Dataset records:
----------------------------------------
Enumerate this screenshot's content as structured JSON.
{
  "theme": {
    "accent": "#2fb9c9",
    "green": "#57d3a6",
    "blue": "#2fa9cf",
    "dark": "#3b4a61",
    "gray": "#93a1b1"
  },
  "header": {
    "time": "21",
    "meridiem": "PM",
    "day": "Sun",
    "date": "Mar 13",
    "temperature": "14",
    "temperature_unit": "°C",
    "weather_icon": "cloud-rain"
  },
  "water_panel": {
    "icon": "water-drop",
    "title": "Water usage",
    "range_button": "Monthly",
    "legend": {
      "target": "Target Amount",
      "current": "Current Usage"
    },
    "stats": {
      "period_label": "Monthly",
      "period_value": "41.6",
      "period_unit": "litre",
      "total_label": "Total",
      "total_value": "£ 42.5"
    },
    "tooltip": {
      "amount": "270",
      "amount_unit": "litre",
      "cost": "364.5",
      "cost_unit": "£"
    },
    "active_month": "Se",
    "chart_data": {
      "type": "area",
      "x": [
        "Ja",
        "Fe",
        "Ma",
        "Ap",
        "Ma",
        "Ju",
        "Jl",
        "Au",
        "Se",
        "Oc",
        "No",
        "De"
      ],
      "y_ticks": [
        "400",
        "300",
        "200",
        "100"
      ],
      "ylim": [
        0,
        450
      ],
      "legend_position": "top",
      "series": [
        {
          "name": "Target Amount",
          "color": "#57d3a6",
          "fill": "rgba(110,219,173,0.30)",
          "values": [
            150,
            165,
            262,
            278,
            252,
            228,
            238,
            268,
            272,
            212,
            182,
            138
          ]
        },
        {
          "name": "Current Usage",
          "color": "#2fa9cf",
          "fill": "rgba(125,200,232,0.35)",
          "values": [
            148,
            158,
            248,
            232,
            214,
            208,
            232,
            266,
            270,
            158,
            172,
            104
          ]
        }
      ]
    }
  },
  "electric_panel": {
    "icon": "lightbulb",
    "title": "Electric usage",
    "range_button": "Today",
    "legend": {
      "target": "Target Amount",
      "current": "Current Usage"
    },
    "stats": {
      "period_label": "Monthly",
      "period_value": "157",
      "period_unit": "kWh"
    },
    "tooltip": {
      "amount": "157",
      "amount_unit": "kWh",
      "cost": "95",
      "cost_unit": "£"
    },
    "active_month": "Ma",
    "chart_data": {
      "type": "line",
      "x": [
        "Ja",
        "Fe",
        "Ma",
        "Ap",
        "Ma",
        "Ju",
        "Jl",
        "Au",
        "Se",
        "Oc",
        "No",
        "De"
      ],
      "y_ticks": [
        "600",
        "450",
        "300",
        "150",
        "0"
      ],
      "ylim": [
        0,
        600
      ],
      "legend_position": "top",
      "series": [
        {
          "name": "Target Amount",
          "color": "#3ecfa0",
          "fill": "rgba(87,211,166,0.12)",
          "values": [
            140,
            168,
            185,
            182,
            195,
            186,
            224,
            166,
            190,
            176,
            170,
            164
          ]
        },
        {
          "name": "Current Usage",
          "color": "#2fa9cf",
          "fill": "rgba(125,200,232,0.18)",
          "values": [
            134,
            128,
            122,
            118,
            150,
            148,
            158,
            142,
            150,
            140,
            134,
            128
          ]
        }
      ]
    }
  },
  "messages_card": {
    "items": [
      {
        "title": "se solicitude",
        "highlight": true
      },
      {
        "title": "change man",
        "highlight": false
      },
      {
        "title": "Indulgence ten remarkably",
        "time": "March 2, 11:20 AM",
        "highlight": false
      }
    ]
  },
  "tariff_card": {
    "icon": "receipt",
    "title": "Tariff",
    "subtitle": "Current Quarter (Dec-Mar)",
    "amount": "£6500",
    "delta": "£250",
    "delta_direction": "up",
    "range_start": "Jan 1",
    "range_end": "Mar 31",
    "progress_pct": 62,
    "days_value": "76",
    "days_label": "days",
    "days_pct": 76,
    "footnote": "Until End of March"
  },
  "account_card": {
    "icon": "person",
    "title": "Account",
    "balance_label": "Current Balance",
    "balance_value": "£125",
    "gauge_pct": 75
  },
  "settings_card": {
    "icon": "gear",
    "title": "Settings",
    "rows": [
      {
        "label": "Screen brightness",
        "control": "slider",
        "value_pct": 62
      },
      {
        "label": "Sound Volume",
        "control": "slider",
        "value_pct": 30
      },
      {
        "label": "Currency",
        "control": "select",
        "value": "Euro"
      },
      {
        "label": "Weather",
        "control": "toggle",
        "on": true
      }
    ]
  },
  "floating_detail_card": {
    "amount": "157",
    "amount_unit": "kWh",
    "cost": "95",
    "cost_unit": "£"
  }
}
----------------------------------------
**Directive:** Write every line of the material above again, exactly.

**Output for this exercise:**
Enumerate this screenshot's content as structured JSON.
{
  "theme": {
    "accent": "#2fb9c9",
    "green": "#57d3a6",
    "blue": "#2fa9cf",
    "dark": "#3b4a61",
    "gray": "#93a1b1"
  },
  "header": {
    "time": "21",
    "meridiem": "PM",
    "day": "Sun",
    "date": "Mar 13",
    "temperature": "14",
    "temperature_unit": "°C",
    "weather_icon": "cloud-rain"
  },
  "water_panel": {
    "icon": "water-drop",
    "title": "Water usage",
    "range_button": "Monthly",
    "legend": {
      "target": "Target Amount",
      "current": "Current Usage"
    },
    "stats": {
      "period_label": "Monthly",
      "period_value": "41.6",
      "period_unit": "litre",
      "total_label": "Total",
      "total_value": "£ 42.5"
    },
    "tooltip": {
      "amount": "270",
      "amount_unit": "litre",
      "cost": "364.5",
      "cost_unit": "£"
    },
    "active_month": "Se",
    "chart_data": {
      "type": "area",
      "x": [
        "Ja",
        "Fe",
        "Ma",
        "Ap",
        "Ma",
        "Ju",
        "Jl",
        "Au",
        "Se",
        "Oc",
        "No",
        "De"
      ],
      "y_ticks": [
        "400",
        "300",
        "200",
        "100"
      ],
      "ylim": [
        0,
        450
      ],
      "legend_position": "top",
      "series": [
        {
          "name": "Target Amount",
          "color": "#57d3a6",
          "fill": "rgba(110,219,173,0.30)",
          "values": [
            150,
            165,
            262,
            278,
            252,
            228,
            238,
            268,
            272,
            212,
            182,
            138
          ]
        },
        {
          "name": "Current Usage",
          "color": "#2fa9cf",
          "fill": "rgba(125,200,232,0.35)",
          "values": [
            148,
            158,
            248,
            232,
            214,
            208,
            232,
            266,
            270,
            158,
            172,
            104
          ]
        }
      ]
    }
  },
  "electric_panel": {
    "icon": "lightbulb",
    "title": "Electric usage",
    "range_button": "Today",
    "legend": {
      "target": "Target Amount",
      "current": "Current Usage"
    },
    "stats": {
      "period_label": "Monthly",
      "period_value": "157",
      "period_unit": "kWh"
    },
    "tooltip": {
      "amount": "157",
      "amount_unit": "kWh",
      "cost": "95",
      "cost_unit": "£"
    },
    "active_month": "Ma",
    "chart_data": {
      "type": "line",
      "x": [
        "Ja",
        "Fe",
        "Ma",
        "Ap",
        "Ma",
        "Ju",
        "Jl",
        "Au",
        "Se",
        "Oc",
        "No",
        "De"
      ],
      "y_ticks": [
        "600",
        "450",
        "300",
        "150",
        "0"
      ],
      "ylim": [
        0,
        600
      ],
      "legend_position": "top",
      "series": [
        {
          "name": "Target Amount",
          "color": "#3ecfa0",
          "fill": "rgba(87,211,166,0.12)",
          "values": [
            140,
            168,
            185,
            182,
            195,
            186,
            224,
            166,
            190,
            176,
            170,
            164
          ]
        },
        {
          "name": "Current Usage",
          "color": "#2fa9cf",
          "fill": "rgba(125,200,232,0.18)",
          "values": [
            134,
            128,
            122,
            118,
            150,
            148,
            158,
            142,
            150,
            140,
            134,
            128
          ]
        }
      ]
    }
  },
  "messages_card": {
    "items": [
      {
        "title": "se solicitude",
        "highlight": true
      },
      {
        "title": "change man",
        "highlight": false
      },
      {
        "title": "Indulgence ten remarkably",
        "time": "March 2, 11:20 AM",
        "highlight": false
      }
    ]
  },
  "tariff_card": {
    "icon": "receipt",
    "title": "Tariff",
    "subtitle": "Current Quarter (Dec-Mar)",
    "amount": "£6500",
    "delta": "£250",
    "delta_direction": "up",
    "range_start": "Jan 1",
    "range_end": "Mar 31",
    "progress_pct": 62,
    "days_value": "76",
    "days_label": "days",
    "days_pct": 76,
    "footnote": "Until End of March"
  },
  "account_card": {
    "icon": "person",
    "title": "Account",
    "balance_label": "Current Balance",
    "balance_value": "£125",
    "gauge_pct": 75
  },
  "settings_card": {
    "icon": "gear",
    "title": "Settings",
    "rows": [
      {
        "label": "Screen brightness",
        "control": "slider",
        "value_pct": 62
      },
      {
        "label": "Sound Volume",
        "control": "slider",
        "value_pct": 30
      },
      {
        "label": "Currency",
        "control": "select",
        "value": "Euro"
      },
      {
        "label": "Weather",
        "control": "toggle",
        "on": true
      }
    ]
  },
  "floating_detail_card": {
    "amount": "157",
    "amount_unit": "kWh",
    "cost": "95",
    "cost_unit": "£"
  }
}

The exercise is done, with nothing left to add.